RECORDS SHOWN:

* BEGIN *

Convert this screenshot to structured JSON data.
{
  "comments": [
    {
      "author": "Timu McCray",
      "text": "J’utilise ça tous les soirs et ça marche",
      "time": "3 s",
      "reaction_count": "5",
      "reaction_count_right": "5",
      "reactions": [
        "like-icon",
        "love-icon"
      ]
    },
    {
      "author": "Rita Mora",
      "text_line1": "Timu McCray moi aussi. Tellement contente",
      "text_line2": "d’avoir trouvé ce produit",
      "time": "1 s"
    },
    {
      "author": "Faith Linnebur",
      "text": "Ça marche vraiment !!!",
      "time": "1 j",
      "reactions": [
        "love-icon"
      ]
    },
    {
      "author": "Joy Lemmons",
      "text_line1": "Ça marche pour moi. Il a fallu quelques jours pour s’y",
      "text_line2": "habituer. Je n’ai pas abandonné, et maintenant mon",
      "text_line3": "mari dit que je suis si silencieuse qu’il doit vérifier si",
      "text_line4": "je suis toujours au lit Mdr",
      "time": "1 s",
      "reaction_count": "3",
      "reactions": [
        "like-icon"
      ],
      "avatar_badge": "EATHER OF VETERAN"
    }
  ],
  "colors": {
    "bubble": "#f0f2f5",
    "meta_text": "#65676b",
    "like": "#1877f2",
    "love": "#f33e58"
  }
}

* END *

Track down all lines above with the string "Timu" and copy them.

      "author": "Timu McCray",
      "text_line1": "Timu McCray moi aussi. Tellement contente",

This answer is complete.